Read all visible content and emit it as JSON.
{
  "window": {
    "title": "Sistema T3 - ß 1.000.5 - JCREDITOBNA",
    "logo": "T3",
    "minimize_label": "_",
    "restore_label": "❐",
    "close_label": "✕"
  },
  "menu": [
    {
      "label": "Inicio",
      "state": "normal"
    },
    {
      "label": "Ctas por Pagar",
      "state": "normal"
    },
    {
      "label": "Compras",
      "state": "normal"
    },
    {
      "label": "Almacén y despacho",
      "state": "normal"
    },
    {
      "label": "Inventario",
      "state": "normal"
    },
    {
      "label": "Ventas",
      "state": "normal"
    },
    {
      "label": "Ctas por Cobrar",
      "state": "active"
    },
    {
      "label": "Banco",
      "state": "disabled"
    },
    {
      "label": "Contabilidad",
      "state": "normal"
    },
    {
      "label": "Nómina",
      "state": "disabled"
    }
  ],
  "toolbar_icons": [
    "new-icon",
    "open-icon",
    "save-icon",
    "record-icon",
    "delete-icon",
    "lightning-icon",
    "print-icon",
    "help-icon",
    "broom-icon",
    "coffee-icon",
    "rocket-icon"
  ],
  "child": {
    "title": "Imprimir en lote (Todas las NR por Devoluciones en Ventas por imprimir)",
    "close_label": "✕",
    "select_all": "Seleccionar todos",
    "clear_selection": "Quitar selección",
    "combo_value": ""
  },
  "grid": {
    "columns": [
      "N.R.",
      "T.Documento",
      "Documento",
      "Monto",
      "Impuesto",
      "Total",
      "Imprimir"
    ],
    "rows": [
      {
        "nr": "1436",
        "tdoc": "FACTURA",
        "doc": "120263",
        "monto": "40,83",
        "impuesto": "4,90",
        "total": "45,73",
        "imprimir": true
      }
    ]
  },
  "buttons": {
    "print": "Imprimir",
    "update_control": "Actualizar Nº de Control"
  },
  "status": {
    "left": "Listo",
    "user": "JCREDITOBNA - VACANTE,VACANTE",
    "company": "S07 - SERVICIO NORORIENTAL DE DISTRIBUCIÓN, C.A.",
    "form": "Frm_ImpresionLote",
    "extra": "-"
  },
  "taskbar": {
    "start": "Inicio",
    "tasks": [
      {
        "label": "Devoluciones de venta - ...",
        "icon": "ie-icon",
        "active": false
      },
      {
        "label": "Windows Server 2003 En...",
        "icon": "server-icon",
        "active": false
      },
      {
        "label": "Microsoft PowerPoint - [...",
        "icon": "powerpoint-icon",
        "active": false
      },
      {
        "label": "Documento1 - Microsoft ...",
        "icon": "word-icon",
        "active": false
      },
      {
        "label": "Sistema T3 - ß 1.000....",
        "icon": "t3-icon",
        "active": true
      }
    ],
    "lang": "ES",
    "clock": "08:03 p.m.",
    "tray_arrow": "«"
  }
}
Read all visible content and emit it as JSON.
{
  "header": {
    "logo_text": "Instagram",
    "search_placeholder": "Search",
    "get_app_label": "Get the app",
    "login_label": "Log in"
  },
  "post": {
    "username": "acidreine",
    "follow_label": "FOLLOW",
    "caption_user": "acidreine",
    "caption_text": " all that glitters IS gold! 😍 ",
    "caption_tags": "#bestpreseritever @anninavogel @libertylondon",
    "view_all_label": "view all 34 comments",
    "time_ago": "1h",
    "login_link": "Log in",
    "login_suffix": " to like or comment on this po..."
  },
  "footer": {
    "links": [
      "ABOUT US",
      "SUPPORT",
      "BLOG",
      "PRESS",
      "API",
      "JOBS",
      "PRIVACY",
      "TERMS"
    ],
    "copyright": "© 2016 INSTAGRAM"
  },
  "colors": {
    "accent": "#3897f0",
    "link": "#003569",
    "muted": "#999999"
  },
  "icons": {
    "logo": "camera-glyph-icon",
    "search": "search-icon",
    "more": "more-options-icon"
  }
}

_DIRECTIONS FOR THIS TASK:_ Write out the records above again, keeping each one identical to the original.

_THE REPLY:_
Read all visible content and emit it as JSON.
{
  "window": {
    "title": "Sistema T3 - ß 1.000.5 - JCREDITOBNA",
    "logo": "T3",
    "minimize_label": "_",
    "restore_label": "❐",
    "close_label": "✕"
  },
  "menu": [
    {
      "label": "Inicio",
      "state": "normal"
    },
    {
      "label": "Ctas por Pagar",
      "state": "normal"
    },
    {
      "label": "Compras",
      "state": "normal"
    },
    {
      "label": "Almacén y despacho",
      "state": "normal"
    },
    {
      "label": "Inventario",
      "state": "normal"
    },
    {
      "label": "Ventas",
      "state": "normal"
    },
    {
      "label": "Ctas por Cobrar",
      "state": "active"
    },
    {
      "label": "Banco",
      "state": "disabled"
    },
    {
      "label": "Contabilidad",
      "state": "normal"
    },
    {
      "label": "Nómina",
      "state": "disabled"
    }
  ],
  "toolbar_icons": [
    "new-icon",
    "open-icon",
    "save-icon",
    "record-icon",
    "delete-icon",
    "lightning-icon",
    "print-icon",
    "help-icon",
    "broom-icon",
    "coffee-icon",
    "rocket-icon"
  ],
  "child": {
    "title": "Imprimir en lote (Todas las NR por Devoluciones en Ventas por imprimir)",
    "close_label": "✕",
    "select_all": "Seleccionar todos",
    "clear_selection": "Quitar selección",
    "combo_value": ""
  },
  "grid": {
    "columns": [
      "N.R.",
      "T.Documento",
      "Documento",
      "Monto",
      "Impuesto",
      "Total",
      "Imprimir"
    ],
    "rows": [
      {
        "nr": "1436",
        "tdoc": "FACTURA",
        "doc": "120263",
        "monto": "40,83",
        "impuesto": "4,90",
        "total": "45,73",
        "imprimir": true
      }
    ]
  },
  "buttons": {
    "print": "Imprimir",
    "update_control": "Actualizar Nº de Control"
  },
  "status": {
    "left": "Listo",
    "user": "JCREDITOBNA - VACANTE,VACANTE",
    "company": "S07 - SERVICIO NORORIENTAL DE DISTRIBUCIÓN, C.A.",
    "form": "Frm_ImpresionLote",
    "extra": "-"
  },
  "taskbar": {
    "start": "Inicio",
    "tasks": [
      {
        "label": "Devoluciones de venta - ...",
        "icon": "ie-icon",
        "active": false
      },
      {
        "label": "Windows Server 2003 En...",
        "icon": "server-icon",
        "active": false
      },
      {
        "label": "Microsoft PowerPoint - [...",
        "icon": "powerpoint-icon",
        "active": false
      },
      {
        "label": "Documento1 - Microsoft ...",
        "icon": "word-icon",
        "active": false
      },
      {
        "label": "Sistema T3 - ß 1.000....",
        "icon": "t3-icon",
        "active": true
      }
    ],
    "lang": "ES",
    "clock": "08:03 p.m.",
    "tray_arrow": "«"
  }
}
Read all visible content and emit it as JSON.
{
  "header": {
    "logo_text": "Instagram",
    "search_placeholder": "Search",
    "get_app_label": "Get the app",
    "login_label": "Log in"
  },
  "post": {
    "username": "acidreine",
    "follow_label": "FOLLOW",
    "caption_user": "acidreine",
    "caption_text": " all that glitters IS gold! 😍 ",
    "caption_tags": "#bestpreseritever @anninavogel @libertylondon",
    "view_all_label": "view all 34 comments",
    "time_ago": "1h",
    "login_link": "Log in",
    "login_suffix": " to like or comment on this po..."
  },
  "footer": {
    "links": [
      "ABOUT US",
      "SUPPORT",
      "BLOG",
      "PRESS",
      "API",
      "JOBS",
      "PRIVACY",
      "TERMS"
    ],
    "copyright": "© 2016 INSTAGRAM"
  },
  "colors": {
    "accent": "#3897f0",
    "link": "#003569",
    "muted": "#999999"
  },
  "icons": {
    "logo": "camera-glyph-icon",
    "search": "search-icon",
    "more": "more-options-icon"
  }
}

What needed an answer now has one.